>> begin Materials provided

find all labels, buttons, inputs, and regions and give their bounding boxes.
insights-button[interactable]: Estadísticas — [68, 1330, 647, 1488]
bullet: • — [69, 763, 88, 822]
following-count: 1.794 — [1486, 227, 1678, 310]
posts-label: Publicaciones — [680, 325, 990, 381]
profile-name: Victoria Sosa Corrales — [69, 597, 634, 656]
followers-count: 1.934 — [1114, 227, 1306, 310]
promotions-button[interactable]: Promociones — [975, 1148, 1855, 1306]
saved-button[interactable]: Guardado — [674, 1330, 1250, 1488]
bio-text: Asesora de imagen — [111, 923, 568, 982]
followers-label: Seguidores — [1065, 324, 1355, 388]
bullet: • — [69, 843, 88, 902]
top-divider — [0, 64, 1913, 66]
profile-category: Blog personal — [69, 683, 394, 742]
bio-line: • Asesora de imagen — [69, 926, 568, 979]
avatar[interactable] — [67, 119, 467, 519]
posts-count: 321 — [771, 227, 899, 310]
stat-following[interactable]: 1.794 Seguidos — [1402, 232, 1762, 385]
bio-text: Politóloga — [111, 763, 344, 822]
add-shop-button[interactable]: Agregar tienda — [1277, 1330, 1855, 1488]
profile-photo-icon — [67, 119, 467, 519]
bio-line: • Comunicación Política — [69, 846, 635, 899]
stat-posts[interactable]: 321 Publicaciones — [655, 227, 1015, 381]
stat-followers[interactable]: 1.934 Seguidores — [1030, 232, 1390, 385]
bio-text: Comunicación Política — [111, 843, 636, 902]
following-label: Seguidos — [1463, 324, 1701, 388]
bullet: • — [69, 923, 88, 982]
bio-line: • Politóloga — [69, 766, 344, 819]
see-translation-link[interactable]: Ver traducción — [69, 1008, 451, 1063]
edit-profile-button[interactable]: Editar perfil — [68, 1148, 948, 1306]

>> end Materials provided

Written instruction
Copy out the items verbatim, beginning with the first line and stopping after the line that contains "bio-text: Asesora de".

Solution to this task
find all labels, buttons, inputs, and regions and give their bounding boxes.
insights-button[interactable]: Estadísticas — [68, 1330, 647, 1488]
bullet: • — [69, 763, 88, 822]
following-count: 1.794 — [1486, 227, 1678, 310]
posts-label: Publicaciones — [680, 325, 990, 381]
profile-name: Victoria Sosa Corrales — [69, 597, 634, 656]
followers-count: 1.934 — [1114, 227, 1306, 310]
promotions-button[interactable]: Promociones — [975, 1148, 1855, 1306]
saved-button[interactable]: Guardado — [674, 1330, 1250, 1488]
bio-text: Asesora de imagen — [111, 923, 568, 982]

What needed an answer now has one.